--- START OF Material provided ---
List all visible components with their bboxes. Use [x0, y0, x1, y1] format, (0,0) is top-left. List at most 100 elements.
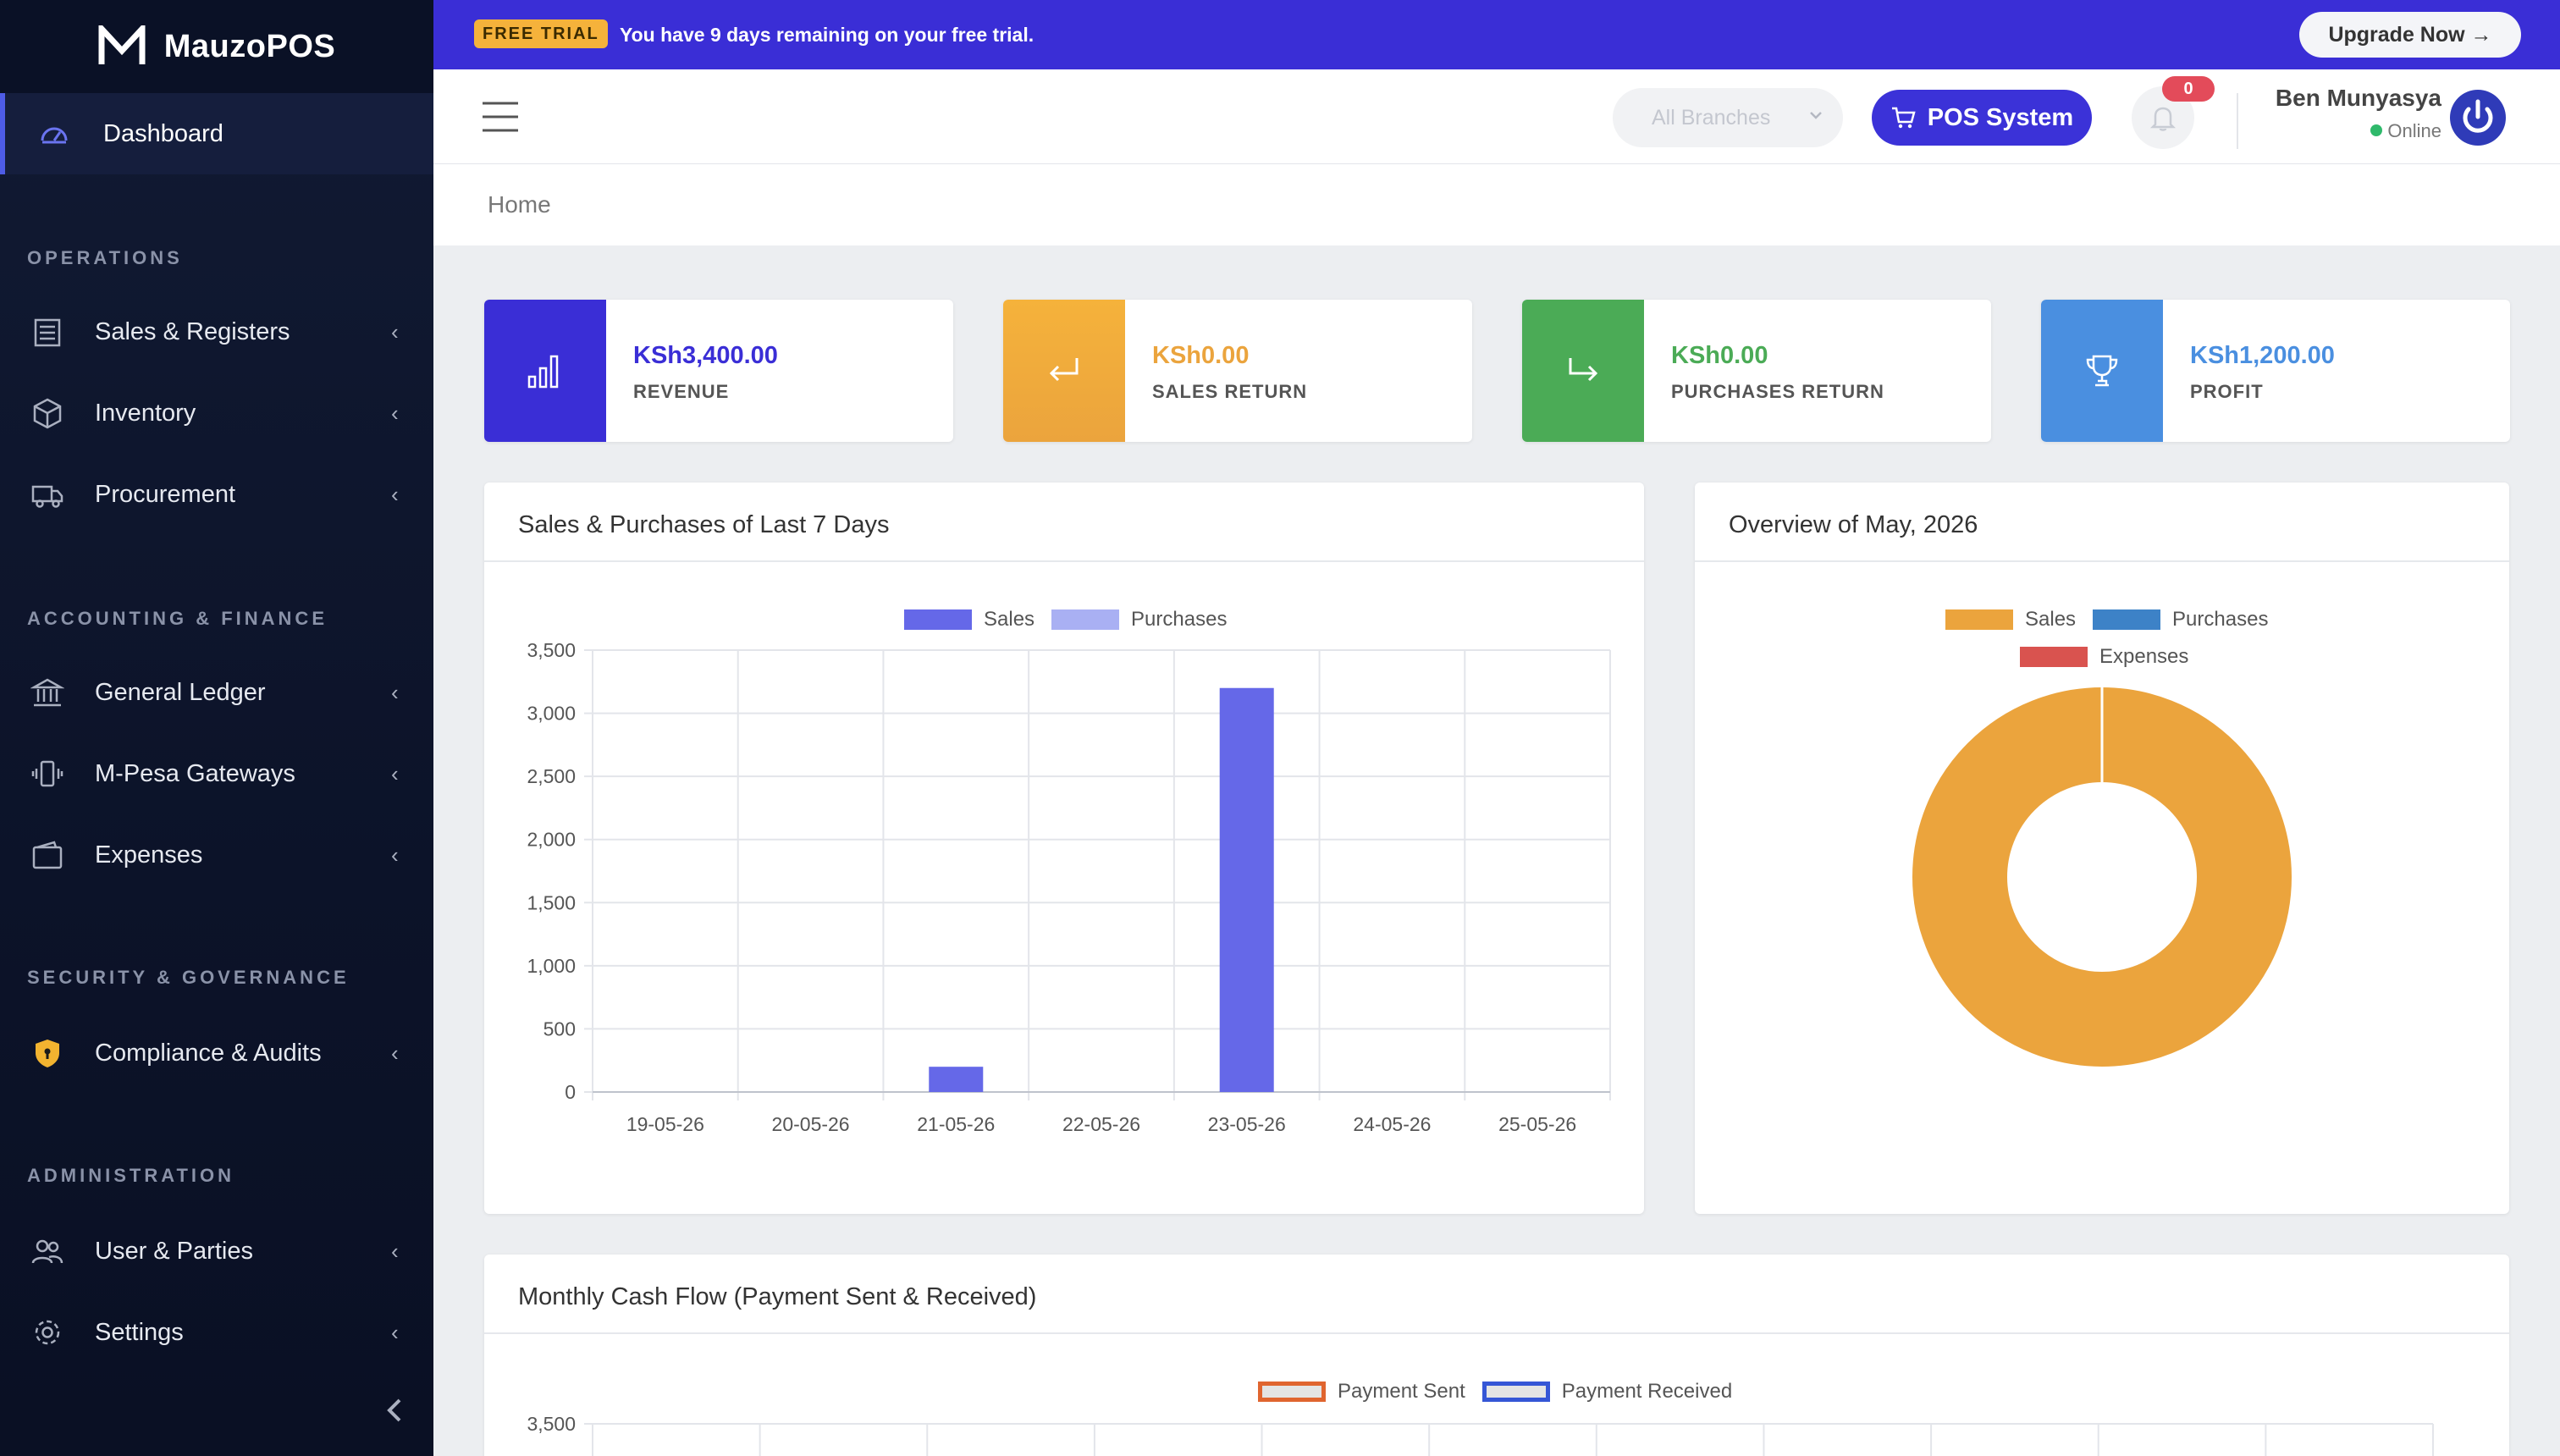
cashflow-chart: 3,500: [527, 1413, 2434, 1456]
sales-return-icon-box: [1003, 300, 1125, 442]
sales-return-value: KSh0.00: [1152, 342, 1250, 369]
branch-select[interactable]: All Branches: [1613, 88, 1843, 147]
chevron-left-icon: ‹: [391, 1319, 399, 1345]
sidebar: MauzoPOS Dashboard OPERATIONS Sales & Re…: [0, 0, 433, 1456]
brand[interactable]: MauzoPOS: [0, 0, 433, 93]
brand-logo-icon: [98, 25, 146, 64]
return-arrow-icon: [1049, 358, 1079, 382]
overview-donut-chart: [1912, 687, 2292, 1067]
legend-label-payment-sent[interactable]: Payment Sent: [1338, 1380, 1465, 1403]
panel-divider: [484, 560, 1644, 562]
section-title-operations: OPERATIONS: [27, 247, 183, 268]
legend-label-sales[interactable]: Sales: [984, 608, 1035, 631]
chevron-left-icon: ‹: [391, 318, 399, 345]
chevron-left-icon: ‹: [391, 679, 399, 705]
collapse-sidebar-icon[interactable]: [378, 1393, 411, 1427]
legend-label-sales[interactable]: Sales: [2025, 608, 2077, 631]
y-tick-label: 500: [543, 1018, 576, 1040]
y-tick-label: 3,500: [527, 1413, 576, 1435]
sidebar-item-users[interactable]: User & Parties ‹: [0, 1221, 433, 1282]
legend-label-payment-received[interactable]: Payment Received: [1561, 1380, 1733, 1403]
panel-title: Sales & Purchases of Last 7 Days: [518, 511, 890, 538]
x-tick-label: 21-05-26: [917, 1113, 995, 1135]
stat-card-sales-return: KSh0.00 SALES RETURN: [1003, 300, 1472, 442]
upgrade-now-button[interactable]: Upgrade Now →: [2299, 12, 2521, 58]
sidebar-item-procurement[interactable]: Procurement ‹: [0, 464, 433, 525]
x-tick-label: 24-05-26: [1353, 1113, 1431, 1135]
section-title-administration: ADMINISTRATION: [27, 1165, 235, 1186]
bar-sales: [929, 1067, 984, 1092]
legend-swatch-payment-sent: [1258, 1382, 1326, 1402]
panel-title: Overview of May, 2026: [1729, 511, 1978, 538]
legend-label-purchases[interactable]: Purchases: [2172, 608, 2269, 631]
user-name[interactable]: Ben Munyasya: [2275, 85, 2441, 111]
menu-icon[interactable]: [481, 100, 520, 134]
chevron-down-icon: [1810, 112, 1822, 119]
brand-name: MauzoPOS: [163, 28, 336, 64]
sidebar-item-label: Settings: [95, 1318, 184, 1346]
sidebar-item-expenses[interactable]: Expenses ‹: [0, 825, 433, 885]
legend-swatch-purchases: [1051, 609, 1120, 630]
sidebar-item-label: Expenses: [95, 841, 203, 869]
power-icon[interactable]: [2448, 88, 2508, 147]
sidebar-item-label: Dashboard: [103, 119, 223, 147]
legend-swatch-expenses: [2020, 647, 2088, 667]
cashflow-panel: Monthly Cash Flow (Payment Sent & Receiv…: [484, 1255, 2509, 1456]
pos-system-label: POS System: [1927, 103, 2074, 131]
cart-icon: [1891, 107, 1916, 129]
purchases-return-label: PURCHASES RETURN: [1671, 381, 1884, 402]
revenue-label: REVENUE: [633, 381, 730, 402]
truck-icon: [31, 485, 63, 508]
purchases-return-icon-box: [1522, 300, 1644, 442]
stat-card-purchases-return: KSh0.00 PURCHASES RETURN: [1522, 300, 1991, 442]
x-tick-label: 22-05-26: [1062, 1113, 1140, 1135]
users-icon: [31, 1239, 63, 1264]
revenue-value: KSh3,400.00: [633, 342, 778, 369]
sidebar-item-dashboard[interactable]: Dashboard: [0, 93, 433, 174]
legend-label-purchases[interactable]: Purchases: [1131, 608, 1228, 631]
trial-badge: FREE TRIAL: [474, 19, 608, 48]
section-title-accounting: ACCOUNTING & FINANCE: [27, 608, 328, 629]
y-tick-label: 1,000: [527, 955, 576, 977]
pie-legend-row2: Expenses: [2020, 645, 2188, 669]
breadcrumb-home[interactable]: Home: [488, 191, 551, 218]
phone-vibrate-icon: [31, 760, 63, 787]
bar-sales: [1219, 687, 1274, 1092]
chevron-left-icon: ‹: [391, 760, 399, 786]
x-tick-label: 19-05-26: [626, 1113, 704, 1135]
pos-system-button[interactable]: POS System: [1872, 90, 2092, 146]
legend-label-expenses[interactable]: Expenses: [2099, 645, 2189, 668]
sidebar-item-compliance[interactable]: Compliance & Audits ‹: [0, 1023, 433, 1084]
trial-banner: FREE TRIAL You have 9 days remaining on …: [433, 0, 2560, 69]
y-tick-label: 3,000: [527, 703, 576, 725]
trophy-icon: [2086, 355, 2118, 387]
sidebar-item-general-ledger[interactable]: General Ledger ‹: [0, 662, 433, 723]
sidebar-item-sales[interactable]: Sales & Registers ‹: [0, 301, 433, 362]
chevron-left-icon: ‹: [391, 400, 399, 426]
x-tick-label: 20-05-26: [772, 1113, 850, 1135]
notifications-button[interactable]: [2132, 86, 2194, 149]
panel-divider: [1695, 560, 2509, 562]
profit-label: PROFIT: [2190, 381, 2264, 402]
y-tick-label: 3,500: [527, 639, 576, 661]
profit-icon-box: [2041, 300, 2163, 442]
gear-icon: [35, 1320, 60, 1345]
bank-icon: [30, 678, 64, 707]
y-tick-label: 0: [565, 1081, 576, 1103]
forward-arrow-icon: [1569, 358, 1598, 382]
legend-swatch-sales: [904, 609, 972, 630]
y-tick-label: 2,500: [527, 765, 576, 787]
top-header: All Branches POS System 0 Ben Munyasya O…: [433, 69, 2560, 164]
sidebar-item-inventory[interactable]: Inventory ‹: [0, 383, 433, 444]
sidebar-item-label: Compliance & Audits: [95, 1039, 322, 1067]
stat-card-profit: KSh1,200.00 PROFIT: [2041, 300, 2510, 442]
sidebar-item-mpesa-gateways[interactable]: M-Pesa Gateways ‹: [0, 743, 433, 804]
section-title-security: SECURITY & GOVERNANCE: [27, 967, 350, 988]
user-status: Online: [2262, 120, 2441, 142]
chevron-left-icon: ‹: [391, 481, 399, 507]
sidebar-item-settings[interactable]: Settings ‹: [0, 1302, 433, 1363]
notification-count-badge: 0: [2162, 76, 2215, 102]
profit-value: KSh1,200.00: [2190, 342, 2335, 369]
sidebar-item-label: General Ledger: [95, 678, 266, 706]
y-tick-label: 1,500: [527, 891, 576, 913]
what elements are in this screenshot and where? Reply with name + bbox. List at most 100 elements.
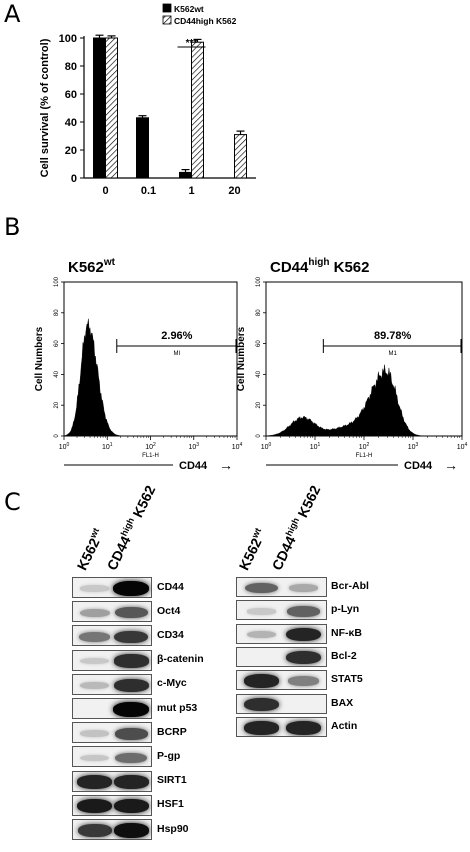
blot-band xyxy=(244,697,279,712)
blot-band xyxy=(80,754,109,762)
blot-label: p-Lyn xyxy=(331,603,360,616)
blot-strip xyxy=(72,794,152,816)
blot-band xyxy=(287,676,320,686)
blot-band xyxy=(245,582,278,594)
blot-strip xyxy=(236,646,327,667)
y-tick-label: 80 xyxy=(256,309,262,316)
lane-header: CD44high K562 xyxy=(268,482,324,573)
y-axis-label: Cell Numbers xyxy=(34,326,45,391)
legend-swatch xyxy=(162,15,172,25)
histogram-area xyxy=(63,318,237,437)
blot-label: Bcl-2 xyxy=(331,649,357,662)
y-tick-label: 60 xyxy=(256,340,262,347)
blot-band xyxy=(287,605,320,617)
blot-strip xyxy=(72,746,152,768)
blot-strip xyxy=(72,698,152,719)
blot-band xyxy=(114,654,149,668)
lane-header: K562wt xyxy=(235,526,265,573)
y-tick-label: 40 xyxy=(65,117,77,129)
x-axis-label: imatinib (μM) xyxy=(136,199,205,200)
y-axis-label: Cell Numbers xyxy=(236,326,247,391)
lane-header: CD44high K562 xyxy=(103,482,159,573)
blot-label: c-Myc xyxy=(157,677,187,690)
y-tick-label: 60 xyxy=(65,89,77,101)
y-tick-label: 40 xyxy=(54,370,60,377)
legend-swatch xyxy=(162,3,172,13)
blot-strip xyxy=(236,600,327,621)
x-tick-label: 102 xyxy=(359,442,370,451)
y-tick-label: 40 xyxy=(256,370,262,377)
axis-caption: CD44 xyxy=(404,460,433,472)
blot-band xyxy=(80,585,109,592)
panel-b-letter: B xyxy=(4,213,21,241)
blot-label: Hsp90 xyxy=(157,822,189,835)
marker-percent: 2.96% xyxy=(161,330,192,342)
blot-strip xyxy=(236,670,327,691)
blot-strip xyxy=(236,716,327,737)
blot-band xyxy=(80,730,109,738)
y-tick-label: 20 xyxy=(65,145,77,157)
x-tick-label: 101 xyxy=(310,442,321,451)
y-tick-label: 100 xyxy=(256,276,262,287)
axis-arrow: → xyxy=(444,457,458,472)
blot-label: Oct4 xyxy=(157,604,181,617)
blot-band xyxy=(113,702,150,717)
blot-band xyxy=(247,608,276,615)
blot-band xyxy=(288,584,319,592)
blot-band xyxy=(114,630,149,644)
blot-band xyxy=(114,727,148,740)
histogram-title: K562wt xyxy=(68,257,116,276)
panel-c-letter: C xyxy=(4,488,21,516)
blot-strip xyxy=(72,649,152,671)
axis-arrow: → xyxy=(219,457,233,472)
blot-label: CD44 xyxy=(157,580,184,593)
y-tick-label: 0 xyxy=(256,434,262,438)
blot-band xyxy=(80,657,109,665)
x-tick-label: 101 xyxy=(102,442,113,451)
blot-band xyxy=(77,799,113,814)
blot-label: STAT5 xyxy=(331,673,363,686)
blot-label: BAX xyxy=(331,696,354,709)
blot-strip xyxy=(72,577,152,598)
blot-label: NF-κB xyxy=(331,626,362,639)
blot-band xyxy=(80,681,110,689)
x-tick-label: 0 xyxy=(102,185,108,197)
blot-band xyxy=(79,608,110,617)
blot-band xyxy=(286,720,321,735)
x-tick-label: 104 xyxy=(457,442,468,451)
y-tick-label: 0 xyxy=(54,434,60,438)
blot-strip xyxy=(72,625,152,647)
blot-band xyxy=(113,823,150,838)
blot-band xyxy=(78,631,111,642)
y-tick-label: 100 xyxy=(54,276,60,287)
blot-band xyxy=(113,799,149,814)
axis-caption: CD44 xyxy=(179,460,208,472)
survival-bar-chart: 0 20 40 60 80 100 Cell survival (% of control)… xyxy=(39,3,256,200)
x-tick-label: 103 xyxy=(188,442,199,451)
x-axis-small-label: FL1-H xyxy=(356,453,373,459)
blot-band xyxy=(114,678,149,692)
marker-percent: 89.78% xyxy=(374,330,412,342)
blot-band xyxy=(114,775,149,789)
x-tick-label: 100 xyxy=(261,442,272,451)
x-tick-label: 1 xyxy=(188,185,194,197)
y-tick-label: 60 xyxy=(54,340,60,347)
significance-stars: *** xyxy=(186,38,198,49)
blot-band xyxy=(246,630,277,639)
x-tick-label: 102 xyxy=(145,442,156,451)
y-tick-label: 20 xyxy=(256,401,262,408)
blot-label: CD34 xyxy=(157,628,184,641)
marker-label: MI xyxy=(174,351,181,357)
blot-label: Bcr-Abl xyxy=(331,580,369,592)
blot-band xyxy=(244,720,279,735)
blot-label: Actin xyxy=(331,719,358,732)
x-tick-label: 103 xyxy=(408,442,419,451)
x-tick-label: 100 xyxy=(59,442,70,451)
lane-header: K562wt xyxy=(73,526,103,573)
blot-strip xyxy=(72,722,152,744)
blot-band xyxy=(286,627,321,642)
blot-band xyxy=(77,775,112,789)
blot-label: P-gp xyxy=(157,749,181,762)
blot-band xyxy=(244,674,279,688)
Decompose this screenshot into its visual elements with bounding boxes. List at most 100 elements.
--- END OF Material provided ---
Copy the listing from the line with "blot-band xyxy=(244,697,279,712)" to the line with "blot-strip xyxy=(236,670,327,691)", substituting "lane-title" for "lane-header" and leaving everything else unchanged.

blot-band xyxy=(244,697,279,712)
blot-band xyxy=(80,754,109,762)
blot-label: p-Lyn xyxy=(331,603,360,616)
blot-strip xyxy=(72,794,152,816)
blot-band xyxy=(287,676,320,686)
blot-band xyxy=(245,582,278,594)
blot-strip xyxy=(236,646,327,667)
y-tick-label: 80 xyxy=(256,309,262,316)
lane-title: CD44high K562 xyxy=(268,482,324,573)
y-axis-label: Cell Numbers xyxy=(34,326,45,391)
legend-swatch xyxy=(162,15,172,25)
histogram-area xyxy=(63,318,237,437)
blot-label: Bcl-2 xyxy=(331,649,357,662)
y-tick-label: 60 xyxy=(256,340,262,347)
blot-band xyxy=(287,605,320,617)
blot-strip xyxy=(72,746,152,768)
blot-strip xyxy=(72,698,152,719)
blot-band xyxy=(114,654,149,668)
lane-title: K562wt xyxy=(235,526,265,573)
y-tick-label: 40 xyxy=(65,117,77,129)
x-axis-label: imatinib (μM) xyxy=(136,199,205,200)
y-axis-label: Cell Numbers xyxy=(236,326,247,391)
lane-title: CD44high K562 xyxy=(103,482,159,573)
blot-label: c-Myc xyxy=(157,677,187,690)
y-tick-label: 60 xyxy=(65,89,77,101)
y-tick-label: 40 xyxy=(54,370,60,377)
legend-swatch xyxy=(162,3,172,13)
blot-strip xyxy=(236,600,327,621)
x-tick-label: 102 xyxy=(359,442,370,451)
y-tick-label: 40 xyxy=(256,370,262,377)
axis-caption: CD44 xyxy=(404,460,433,472)
blot-band xyxy=(80,585,109,592)
panel-b-letter: B xyxy=(4,213,21,241)
blot-label: Hsp90 xyxy=(157,822,189,835)
marker-percent: 2.96% xyxy=(161,330,192,342)
blot-strip xyxy=(236,670,327,691)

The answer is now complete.